- INSTRUCTION:
Extract all lines from the data beneath that include the word "KBDB".

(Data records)
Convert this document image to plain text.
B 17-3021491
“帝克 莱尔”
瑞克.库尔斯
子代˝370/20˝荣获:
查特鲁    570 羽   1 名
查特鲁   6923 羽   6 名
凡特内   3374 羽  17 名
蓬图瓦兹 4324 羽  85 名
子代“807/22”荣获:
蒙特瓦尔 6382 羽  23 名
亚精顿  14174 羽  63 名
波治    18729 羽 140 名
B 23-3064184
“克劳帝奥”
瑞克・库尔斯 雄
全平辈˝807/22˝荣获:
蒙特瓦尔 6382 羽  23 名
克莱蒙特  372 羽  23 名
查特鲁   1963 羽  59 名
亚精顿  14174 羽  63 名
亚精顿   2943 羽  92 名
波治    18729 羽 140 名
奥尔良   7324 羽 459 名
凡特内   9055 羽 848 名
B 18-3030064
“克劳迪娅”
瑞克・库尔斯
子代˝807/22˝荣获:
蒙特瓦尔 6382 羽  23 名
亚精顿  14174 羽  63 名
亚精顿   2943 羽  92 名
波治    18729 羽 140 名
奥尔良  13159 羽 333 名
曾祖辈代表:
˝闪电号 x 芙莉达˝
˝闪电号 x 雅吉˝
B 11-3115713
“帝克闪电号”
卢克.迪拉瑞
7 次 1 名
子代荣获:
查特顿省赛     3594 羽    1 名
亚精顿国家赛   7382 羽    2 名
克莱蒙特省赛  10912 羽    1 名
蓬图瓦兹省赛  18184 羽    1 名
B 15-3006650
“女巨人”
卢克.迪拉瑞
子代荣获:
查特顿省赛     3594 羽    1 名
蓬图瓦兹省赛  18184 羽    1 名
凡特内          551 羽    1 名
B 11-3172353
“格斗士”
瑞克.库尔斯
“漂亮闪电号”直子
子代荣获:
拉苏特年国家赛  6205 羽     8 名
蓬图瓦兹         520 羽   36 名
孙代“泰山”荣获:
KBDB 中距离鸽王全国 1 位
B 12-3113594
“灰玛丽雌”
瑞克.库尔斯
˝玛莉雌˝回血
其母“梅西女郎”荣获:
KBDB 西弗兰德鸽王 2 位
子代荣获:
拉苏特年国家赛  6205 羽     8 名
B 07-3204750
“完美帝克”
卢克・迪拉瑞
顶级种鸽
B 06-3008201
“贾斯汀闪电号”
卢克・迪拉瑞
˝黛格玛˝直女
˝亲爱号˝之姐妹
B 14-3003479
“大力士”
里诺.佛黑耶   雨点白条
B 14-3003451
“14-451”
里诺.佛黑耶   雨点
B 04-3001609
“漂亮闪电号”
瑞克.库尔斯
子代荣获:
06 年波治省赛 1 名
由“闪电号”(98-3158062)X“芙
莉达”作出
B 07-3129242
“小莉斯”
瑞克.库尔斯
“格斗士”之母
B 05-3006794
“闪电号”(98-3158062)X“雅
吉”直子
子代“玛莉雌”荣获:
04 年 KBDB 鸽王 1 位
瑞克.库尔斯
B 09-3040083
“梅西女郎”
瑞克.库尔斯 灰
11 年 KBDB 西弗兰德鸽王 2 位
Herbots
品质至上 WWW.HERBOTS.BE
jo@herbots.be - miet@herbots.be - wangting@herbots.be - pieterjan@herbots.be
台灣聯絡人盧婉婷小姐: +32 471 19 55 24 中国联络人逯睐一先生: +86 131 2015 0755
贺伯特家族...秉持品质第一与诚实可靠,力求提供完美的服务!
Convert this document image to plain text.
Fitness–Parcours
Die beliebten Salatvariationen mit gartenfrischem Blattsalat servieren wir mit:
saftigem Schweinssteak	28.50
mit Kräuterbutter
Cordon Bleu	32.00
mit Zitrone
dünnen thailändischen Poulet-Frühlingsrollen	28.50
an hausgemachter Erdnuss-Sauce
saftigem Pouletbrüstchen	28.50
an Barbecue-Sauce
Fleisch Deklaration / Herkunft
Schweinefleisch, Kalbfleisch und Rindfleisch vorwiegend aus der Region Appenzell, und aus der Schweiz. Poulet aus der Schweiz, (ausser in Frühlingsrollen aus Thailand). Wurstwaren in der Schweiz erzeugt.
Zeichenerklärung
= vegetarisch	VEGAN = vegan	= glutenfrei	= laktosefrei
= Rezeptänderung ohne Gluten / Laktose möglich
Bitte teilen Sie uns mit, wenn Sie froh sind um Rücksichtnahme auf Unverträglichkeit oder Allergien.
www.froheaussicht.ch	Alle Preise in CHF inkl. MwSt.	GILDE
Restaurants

- SOLVED PROBLEM:
KBDB 中距离鸽王全国 1 位
KBDB 西弗兰德鸽王 2 位
04 年 KBDB 鸽王 1 位
11 年 KBDB 西弗兰德鸽王 2 位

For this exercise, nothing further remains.